## TASK INSTRUCTIONS:
In full and without deviation, write out the entries that follow.

>> Begin STORED RECORDS

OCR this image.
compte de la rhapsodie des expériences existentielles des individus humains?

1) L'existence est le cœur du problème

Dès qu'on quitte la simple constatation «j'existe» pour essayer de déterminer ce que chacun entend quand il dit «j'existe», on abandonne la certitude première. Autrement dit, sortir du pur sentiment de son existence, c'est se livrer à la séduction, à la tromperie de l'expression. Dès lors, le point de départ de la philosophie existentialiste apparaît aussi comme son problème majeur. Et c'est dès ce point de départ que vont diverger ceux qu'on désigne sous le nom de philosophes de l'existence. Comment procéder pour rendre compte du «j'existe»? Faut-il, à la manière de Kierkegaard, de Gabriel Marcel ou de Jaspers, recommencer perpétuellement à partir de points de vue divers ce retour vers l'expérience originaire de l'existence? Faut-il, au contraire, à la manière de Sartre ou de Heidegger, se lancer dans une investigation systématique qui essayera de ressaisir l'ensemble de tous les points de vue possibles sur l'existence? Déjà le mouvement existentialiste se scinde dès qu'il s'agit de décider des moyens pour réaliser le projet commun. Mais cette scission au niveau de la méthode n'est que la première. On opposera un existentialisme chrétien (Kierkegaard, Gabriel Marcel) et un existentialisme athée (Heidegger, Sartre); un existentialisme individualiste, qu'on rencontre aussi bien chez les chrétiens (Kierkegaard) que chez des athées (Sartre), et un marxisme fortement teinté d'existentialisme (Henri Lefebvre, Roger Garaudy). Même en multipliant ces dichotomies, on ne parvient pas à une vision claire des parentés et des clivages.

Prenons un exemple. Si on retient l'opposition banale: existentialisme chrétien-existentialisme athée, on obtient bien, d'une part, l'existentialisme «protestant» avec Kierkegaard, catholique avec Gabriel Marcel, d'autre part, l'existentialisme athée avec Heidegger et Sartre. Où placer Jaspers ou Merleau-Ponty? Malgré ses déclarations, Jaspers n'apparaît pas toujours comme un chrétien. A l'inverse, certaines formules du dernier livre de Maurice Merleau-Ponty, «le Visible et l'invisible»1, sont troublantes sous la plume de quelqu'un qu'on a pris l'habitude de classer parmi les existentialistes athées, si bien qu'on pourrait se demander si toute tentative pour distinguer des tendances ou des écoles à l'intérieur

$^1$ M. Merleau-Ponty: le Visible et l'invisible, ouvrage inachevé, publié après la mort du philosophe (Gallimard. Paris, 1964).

>> End STORED RECORDS

## ANSWER IN FULL:
OCR this image.
compte de la rhapsodie des expériences existentielles des individus humains?

1) L'existence est le cœur du problème

Dès qu'on quitte la simple constatation «j'existe» pour essayer de déterminer ce que chacun entend quand il dit «j'existe», on abandonne la certitude première. Autrement dit, sortir du pur sentiment de son existence, c'est se livrer à la séduction, à la tromperie de l'expression. Dès lors, le point de départ de la philosophie existentialiste apparaît aussi comme son problème majeur. Et c'est dès ce point de départ que vont diverger ceux qu'on désigne sous le nom de philosophes de l'existence. Comment procéder pour rendre compte du «j'existe»? Faut-il, à la manière de Kierkegaard, de Gabriel Marcel ou de Jaspers, recommencer perpétuellement à partir de points de vue divers ce retour vers l'expérience originaire de l'existence? Faut-il, au contraire, à la manière de Sartre ou de Heidegger, se lancer dans une investigation systématique qui essayera de ressaisir l'ensemble de tous les points de vue possibles sur l'existence? Déjà le mouvement existentialiste se scinde dès qu'il s'agit de décider des moyens pour réaliser le projet commun. Mais cette scission au niveau de la méthode n'est que la première. On opposera un existentialisme chrétien (Kierkegaard, Gabriel Marcel) et un existentialisme athée (Heidegger, Sartre); un existentialisme individualiste, qu'on rencontre aussi bien chez les chrétiens (Kierkegaard) que chez des athées (Sartre), et un marxisme fortement teinté d'existentialisme (Henri Lefebvre, Roger Garaudy). Même en multipliant ces dichotomies, on ne parvient pas à une vision claire des parentés et des clivages.

Prenons un exemple. Si on retient l'opposition banale: existentialisme chrétien-existentialisme athée, on obtient bien, d'une part, l'existentialisme «protestant» avec Kierkegaard, catholique avec Gabriel Marcel, d'autre part, l'existentialisme athée avec Heidegger et Sartre. Où placer Jaspers ou Merleau-Ponty? Malgré ses déclarations, Jaspers n'apparaît pas toujours comme un chrétien. A l'inverse, certaines formules du dernier livre de Maurice Merleau-Ponty, «le Visible et l'invisible»1, sont troublantes sous la plume de quelqu'un qu'on a pris l'habitude de classer parmi les existentialistes athées, si bien qu'on pourrait se demander si toute tentative pour distinguer des tendances ou des écoles à l'intérieur

$^1$ M. Merleau-Ponty: le Visible et l'invisible, ouvrage inachevé, publié après la mort du philosophe (Gallimard. Paris, 1964).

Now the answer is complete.